#### DIRECTION
Copy out the entries below in full and exactly.

§

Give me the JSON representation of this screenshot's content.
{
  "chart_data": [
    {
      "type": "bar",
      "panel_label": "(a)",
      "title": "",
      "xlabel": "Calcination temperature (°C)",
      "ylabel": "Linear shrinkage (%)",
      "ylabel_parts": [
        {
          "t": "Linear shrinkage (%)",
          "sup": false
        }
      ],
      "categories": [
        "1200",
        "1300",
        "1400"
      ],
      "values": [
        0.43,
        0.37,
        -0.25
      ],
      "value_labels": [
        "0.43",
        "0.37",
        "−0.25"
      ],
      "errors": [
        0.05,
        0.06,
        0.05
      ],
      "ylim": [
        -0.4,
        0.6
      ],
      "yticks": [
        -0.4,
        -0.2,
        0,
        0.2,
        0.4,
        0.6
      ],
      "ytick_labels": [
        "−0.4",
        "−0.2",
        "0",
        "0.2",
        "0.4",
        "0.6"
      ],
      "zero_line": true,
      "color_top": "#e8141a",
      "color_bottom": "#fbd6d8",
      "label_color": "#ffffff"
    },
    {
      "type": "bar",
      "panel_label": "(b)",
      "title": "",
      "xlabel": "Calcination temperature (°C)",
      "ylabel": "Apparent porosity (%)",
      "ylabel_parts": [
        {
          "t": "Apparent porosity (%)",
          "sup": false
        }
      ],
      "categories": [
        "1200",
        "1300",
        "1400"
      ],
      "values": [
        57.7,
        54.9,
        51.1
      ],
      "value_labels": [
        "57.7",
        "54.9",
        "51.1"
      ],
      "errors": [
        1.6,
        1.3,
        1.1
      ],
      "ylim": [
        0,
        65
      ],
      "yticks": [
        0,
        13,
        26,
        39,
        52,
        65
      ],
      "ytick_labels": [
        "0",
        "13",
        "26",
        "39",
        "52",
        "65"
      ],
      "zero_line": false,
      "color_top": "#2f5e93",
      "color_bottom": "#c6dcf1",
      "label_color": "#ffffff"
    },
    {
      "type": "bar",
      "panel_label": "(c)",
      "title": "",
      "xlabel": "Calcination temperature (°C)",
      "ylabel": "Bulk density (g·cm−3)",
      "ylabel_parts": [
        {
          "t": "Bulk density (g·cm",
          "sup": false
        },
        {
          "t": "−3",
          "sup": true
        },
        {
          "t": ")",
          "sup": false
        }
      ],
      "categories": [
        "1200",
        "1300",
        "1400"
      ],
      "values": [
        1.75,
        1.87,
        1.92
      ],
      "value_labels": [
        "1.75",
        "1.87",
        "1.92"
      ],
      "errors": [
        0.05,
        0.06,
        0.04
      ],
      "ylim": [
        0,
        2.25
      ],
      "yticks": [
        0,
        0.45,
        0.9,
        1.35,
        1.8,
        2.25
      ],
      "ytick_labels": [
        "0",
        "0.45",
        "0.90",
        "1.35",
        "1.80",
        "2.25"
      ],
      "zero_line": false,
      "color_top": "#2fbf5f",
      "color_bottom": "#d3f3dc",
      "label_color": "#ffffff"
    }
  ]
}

§

#### WRITTEN ANSWER
Give me the JSON representation of this screenshot's content.
{
  "chart_data": [
    {
      "type": "bar",
      "panel_label": "(a)",
      "title": "",
      "xlabel": "Calcination temperature (°C)",
      "ylabel": "Linear shrinkage (%)",
      "ylabel_parts": [
        {
          "t": "Linear shrinkage (%)",
          "sup": false
        }
      ],
      "categories": [
        "1200",
        "1300",
        "1400"
      ],
      "values": [
        0.43,
        0.37,
        -0.25
      ],
      "value_labels": [
        "0.43",
        "0.37",
        "−0.25"
      ],
      "errors": [
        0.05,
        0.06,
        0.05
      ],
      "ylim": [
        -0.4,
        0.6
      ],
      "yticks": [
        -0.4,
        -0.2,
        0,
        0.2,
        0.4,
        0.6
      ],
      "ytick_labels": [
        "−0.4",
        "−0.2",
        "0",
        "0.2",
        "0.4",
        "0.6"
      ],
      "zero_line": true,
      "color_top": "#e8141a",
      "color_bottom": "#fbd6d8",
      "label_color": "#ffffff"
    },
    {
      "type": "bar",
      "panel_label": "(b)",
      "title": "",
      "xlabel": "Calcination temperature (°C)",
      "ylabel": "Apparent porosity (%)",
      "ylabel_parts": [
        {
          "t": "Apparent porosity (%)",
          "sup": false
        }
      ],
      "categories": [
        "1200",
        "1300",
        "1400"
      ],
      "values": [
        57.7,
        54.9,
        51.1
      ],
      "value_labels": [
        "57.7",
        "54.9",
        "51.1"
      ],
      "errors": [
        1.6,
        1.3,
        1.1
      ],
      "ylim": [
        0,
        65
      ],
      "yticks": [
        0,
        13,
        26,
        39,
        52,
        65
      ],
      "ytick_labels": [
        "0",
        "13",
        "26",
        "39",
        "52",
        "65"
      ],
      "zero_line": false,
      "color_top": "#2f5e93",
      "color_bottom": "#c6dcf1",
      "label_color": "#ffffff"
    },
    {
      "type": "bar",
      "panel_label": "(c)",
      "title": "",
      "xlabel": "Calcination temperature (°C)",
      "ylabel": "Bulk density (g·cm−3)",
      "ylabel_parts": [
        {
          "t": "Bulk density (g·cm",
          "sup": false
        },
        {
          "t": "−3",
          "sup": true
        },
        {
          "t": ")",
          "sup": false
        }
      ],
      "categories": [
        "1200",
        "1300",
        "1400"
      ],
      "values": [
        1.75,
        1.87,
        1.92
      ],
      "value_labels": [
        "1.75",
        "1.87",
        "1.92"
      ],
      "errors": [
        0.05,
        0.06,
        0.04
      ],
      "ylim": [
        0,
        2.25
      ],
      "yticks": [
        0,
        0.45,
        0.9,
        1.35,
        1.8,
        2.25
      ],
      "ytick_labels": [
        "0",
        "0.45",
        "0.90",
        "1.35",
        "1.80",
        "2.25"
      ],
      "zero_line": false,
      "color_top": "#2fbf5f",
      "color_bottom": "#d3f3dc",
      "label_color": "#ffffff"
    }
  ]
}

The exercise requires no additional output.